====== RECORDS FOR THE TASK
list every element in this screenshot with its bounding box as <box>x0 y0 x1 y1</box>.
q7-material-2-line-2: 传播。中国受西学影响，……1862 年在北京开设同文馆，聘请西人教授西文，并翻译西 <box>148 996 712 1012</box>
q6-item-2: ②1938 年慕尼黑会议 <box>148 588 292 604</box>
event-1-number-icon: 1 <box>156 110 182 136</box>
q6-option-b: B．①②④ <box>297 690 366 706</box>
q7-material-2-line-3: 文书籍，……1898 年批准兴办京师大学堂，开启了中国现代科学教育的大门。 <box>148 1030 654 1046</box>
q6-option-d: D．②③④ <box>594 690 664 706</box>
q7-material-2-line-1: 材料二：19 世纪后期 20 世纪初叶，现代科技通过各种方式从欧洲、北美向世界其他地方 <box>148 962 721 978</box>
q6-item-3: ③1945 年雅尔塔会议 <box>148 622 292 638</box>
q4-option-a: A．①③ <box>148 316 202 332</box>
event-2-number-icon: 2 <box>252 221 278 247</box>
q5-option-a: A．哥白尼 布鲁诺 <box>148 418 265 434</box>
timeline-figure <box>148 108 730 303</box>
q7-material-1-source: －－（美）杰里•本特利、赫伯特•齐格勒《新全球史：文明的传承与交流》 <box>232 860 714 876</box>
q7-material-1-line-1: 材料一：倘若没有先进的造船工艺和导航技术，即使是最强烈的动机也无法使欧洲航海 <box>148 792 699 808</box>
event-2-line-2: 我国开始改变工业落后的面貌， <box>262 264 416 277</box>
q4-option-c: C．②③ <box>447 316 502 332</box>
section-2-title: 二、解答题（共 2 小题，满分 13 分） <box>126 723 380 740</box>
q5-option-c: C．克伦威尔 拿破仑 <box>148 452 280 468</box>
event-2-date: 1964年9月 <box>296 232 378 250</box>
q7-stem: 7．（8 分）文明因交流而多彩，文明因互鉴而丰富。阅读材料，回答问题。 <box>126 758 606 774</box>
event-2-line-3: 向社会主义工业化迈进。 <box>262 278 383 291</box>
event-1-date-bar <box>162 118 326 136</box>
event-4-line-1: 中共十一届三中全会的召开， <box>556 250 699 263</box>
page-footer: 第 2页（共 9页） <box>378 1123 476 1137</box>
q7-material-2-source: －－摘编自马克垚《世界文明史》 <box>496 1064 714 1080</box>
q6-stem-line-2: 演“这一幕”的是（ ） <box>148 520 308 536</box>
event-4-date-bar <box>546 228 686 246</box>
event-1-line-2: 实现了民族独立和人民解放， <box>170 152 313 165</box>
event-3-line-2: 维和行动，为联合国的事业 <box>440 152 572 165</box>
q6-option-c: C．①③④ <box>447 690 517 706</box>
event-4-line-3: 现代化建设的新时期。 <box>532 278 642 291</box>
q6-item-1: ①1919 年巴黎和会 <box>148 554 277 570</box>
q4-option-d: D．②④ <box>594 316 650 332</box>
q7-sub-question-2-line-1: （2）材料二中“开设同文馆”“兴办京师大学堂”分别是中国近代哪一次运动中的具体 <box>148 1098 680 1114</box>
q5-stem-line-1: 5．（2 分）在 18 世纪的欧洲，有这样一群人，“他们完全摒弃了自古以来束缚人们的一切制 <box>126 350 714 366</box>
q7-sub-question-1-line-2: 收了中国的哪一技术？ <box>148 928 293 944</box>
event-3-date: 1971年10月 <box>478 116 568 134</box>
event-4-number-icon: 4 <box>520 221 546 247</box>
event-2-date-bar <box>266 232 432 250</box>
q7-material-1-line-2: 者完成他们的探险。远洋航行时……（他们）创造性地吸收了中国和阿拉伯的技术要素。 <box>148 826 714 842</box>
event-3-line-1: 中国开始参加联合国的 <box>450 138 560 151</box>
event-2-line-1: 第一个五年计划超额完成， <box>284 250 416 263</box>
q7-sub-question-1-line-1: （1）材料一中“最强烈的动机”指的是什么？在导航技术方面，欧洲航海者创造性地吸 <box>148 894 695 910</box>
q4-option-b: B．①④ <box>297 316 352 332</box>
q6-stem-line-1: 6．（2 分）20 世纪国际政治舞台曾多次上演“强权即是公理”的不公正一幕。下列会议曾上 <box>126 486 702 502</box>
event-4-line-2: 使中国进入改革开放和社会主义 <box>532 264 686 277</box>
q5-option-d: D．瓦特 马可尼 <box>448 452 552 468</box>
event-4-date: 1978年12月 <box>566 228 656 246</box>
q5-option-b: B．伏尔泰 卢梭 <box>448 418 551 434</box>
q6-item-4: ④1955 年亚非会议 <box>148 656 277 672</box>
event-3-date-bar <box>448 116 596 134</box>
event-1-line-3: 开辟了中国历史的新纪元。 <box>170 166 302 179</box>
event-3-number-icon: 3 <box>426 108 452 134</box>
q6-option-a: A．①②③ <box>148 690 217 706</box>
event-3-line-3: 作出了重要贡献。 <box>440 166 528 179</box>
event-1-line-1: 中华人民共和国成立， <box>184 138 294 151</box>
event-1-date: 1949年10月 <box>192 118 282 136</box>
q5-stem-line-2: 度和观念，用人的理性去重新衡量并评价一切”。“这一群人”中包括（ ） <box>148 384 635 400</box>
============
REQUIRED WORK
Reproduce the records above in full, line for line, changing nothing.

TASK RESULT
list every element in this screenshot with its bounding box as <box>x0 y0 x1 y1</box>.
q7-material-2-line-2: 传播。中国受西学影响，……1862 年在北京开设同文馆，聘请西人教授西文，并翻译西 <box>148 996 712 1012</box>
q6-item-2: ②1938 年慕尼黑会议 <box>148 588 292 604</box>
event-1-number-icon: 1 <box>156 110 182 136</box>
q6-option-b: B．①②④ <box>297 690 366 706</box>
q7-material-2-line-3: 文书籍，……1898 年批准兴办京师大学堂，开启了中国现代科学教育的大门。 <box>148 1030 654 1046</box>
q6-option-d: D．②③④ <box>594 690 664 706</box>
q7-material-2-line-1: 材料二：19 世纪后期 20 世纪初叶，现代科技通过各种方式从欧洲、北美向世界其他地方 <box>148 962 721 978</box>
q6-item-3: ③1945 年雅尔塔会议 <box>148 622 292 638</box>
q4-option-a: A．①③ <box>148 316 202 332</box>
event-2-number-icon: 2 <box>252 221 278 247</box>
q5-option-a: A．哥白尼 布鲁诺 <box>148 418 265 434</box>
timeline-figure <box>148 108 730 303</box>
q7-material-1-source: －－（美）杰里•本特利、赫伯特•齐格勒《新全球史：文明的传承与交流》 <box>232 860 714 876</box>
q7-material-1-line-1: 材料一：倘若没有先进的造船工艺和导航技术，即使是最强烈的动机也无法使欧洲航海 <box>148 792 699 808</box>
event-2-line-2: 我国开始改变工业落后的面貌， <box>262 264 416 277</box>
q4-option-c: C．②③ <box>447 316 502 332</box>
section-2-title: 二、解答题（共 2 小题，满分 13 分） <box>126 723 380 740</box>
q5-option-c: C．克伦威尔 拿破仑 <box>148 452 280 468</box>
event-2-date: 1964年9月 <box>296 232 378 250</box>
q7-stem: 7．（8 分）文明因交流而多彩，文明因互鉴而丰富。阅读材料，回答问题。 <box>126 758 606 774</box>
event-2-line-3: 向社会主义工业化迈进。 <box>262 278 383 291</box>
event-1-date-bar <box>162 118 326 136</box>
event-4-line-1: 中共十一届三中全会的召开， <box>556 250 699 263</box>
page-footer: 第 2页（共 9页） <box>378 1123 476 1137</box>
q7-material-2-source: －－摘编自马克垚《世界文明史》 <box>496 1064 714 1080</box>
q6-stem-line-2: 演“这一幕”的是（ ） <box>148 520 308 536</box>
event-4-date-bar <box>546 228 686 246</box>
event-1-line-2: 实现了民族独立和人民解放， <box>170 152 313 165</box>
event-3-line-2: 维和行动，为联合国的事业 <box>440 152 572 165</box>
q6-option-c: C．①③④ <box>447 690 517 706</box>
event-4-line-3: 现代化建设的新时期。 <box>532 278 642 291</box>
q6-item-1: ①1919 年巴黎和会 <box>148 554 277 570</box>
q4-option-d: D．②④ <box>594 316 650 332</box>
q7-sub-question-2-line-1: （2）材料二中“开设同文馆”“兴办京师大学堂”分别是中国近代哪一次运动中的具体 <box>148 1098 680 1114</box>
q5-stem-line-1: 5．（2 分）在 18 世纪的欧洲，有这样一群人，“他们完全摒弃了自古以来束缚人们的一切制 <box>126 350 714 366</box>
q7-sub-question-1-line-2: 收了中国的哪一技术？ <box>148 928 293 944</box>
event-3-date: 1971年10月 <box>478 116 568 134</box>
event-4-number-icon: 4 <box>520 221 546 247</box>
event-2-date-bar <box>266 232 432 250</box>
q7-material-1-line-2: 者完成他们的探险。远洋航行时……（他们）创造性地吸收了中国和阿拉伯的技术要素。 <box>148 826 714 842</box>
event-3-line-1: 中国开始参加联合国的 <box>450 138 560 151</box>
event-2-line-1: 第一个五年计划超额完成， <box>284 250 416 263</box>
q7-sub-question-1-line-1: （1）材料一中“最强烈的动机”指的是什么？在导航技术方面，欧洲航海者创造性地吸 <box>148 894 695 910</box>
q4-option-b: B．①④ <box>297 316 352 332</box>
q6-stem-line-1: 6．（2 分）20 世纪国际政治舞台曾多次上演“强权即是公理”的不公正一幕。下列会议曾上 <box>126 486 702 502</box>
event-4-line-2: 使中国进入改革开放和社会主义 <box>532 264 686 277</box>
q5-option-d: D．瓦特 马可尼 <box>448 452 552 468</box>
event-4-date: 1978年12月 <box>566 228 656 246</box>
q5-option-b: B．伏尔泰 卢梭 <box>448 418 551 434</box>
q6-item-4: ④1955 年亚非会议 <box>148 656 277 672</box>
event-3-date-bar <box>448 116 596 134</box>
event-1-line-3: 开辟了中国历史的新纪元。 <box>170 166 302 179</box>
event-3-number-icon: 3 <box>426 108 452 134</box>
q6-option-a: A．①②③ <box>148 690 217 706</box>
event-3-line-3: 作出了重要贡献。 <box>440 166 528 179</box>
event-1-line-1: 中华人民共和国成立， <box>184 138 294 151</box>
event-1-date: 1949年10月 <box>192 118 282 136</box>
q5-stem-line-2: 度和观念，用人的理性去重新衡量并评价一切”。“这一群人”中包括（ ） <box>148 384 635 400</box>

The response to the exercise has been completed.